▶ Goal of the exercise:
Below is a listing. Gather each line of it that contains "after".

Start Data to process

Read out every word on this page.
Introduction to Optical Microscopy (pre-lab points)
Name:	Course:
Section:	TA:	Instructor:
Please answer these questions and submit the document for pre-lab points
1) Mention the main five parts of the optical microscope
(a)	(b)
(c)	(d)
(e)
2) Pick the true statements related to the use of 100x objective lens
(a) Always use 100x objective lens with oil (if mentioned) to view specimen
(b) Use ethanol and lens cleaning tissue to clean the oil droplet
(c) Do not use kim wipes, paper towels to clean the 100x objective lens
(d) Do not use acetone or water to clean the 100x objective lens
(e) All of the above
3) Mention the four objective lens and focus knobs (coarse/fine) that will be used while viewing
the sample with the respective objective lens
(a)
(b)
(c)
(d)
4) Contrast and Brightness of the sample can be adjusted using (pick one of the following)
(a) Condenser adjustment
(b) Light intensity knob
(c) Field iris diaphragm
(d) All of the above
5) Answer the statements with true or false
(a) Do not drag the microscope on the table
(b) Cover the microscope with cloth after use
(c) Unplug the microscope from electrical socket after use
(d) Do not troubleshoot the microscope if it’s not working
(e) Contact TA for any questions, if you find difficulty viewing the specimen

End Data to process

▶ Output for this exercise:
(b) Cover the microscope with cloth after use
(c) Unplug the microscope from electrical socket after use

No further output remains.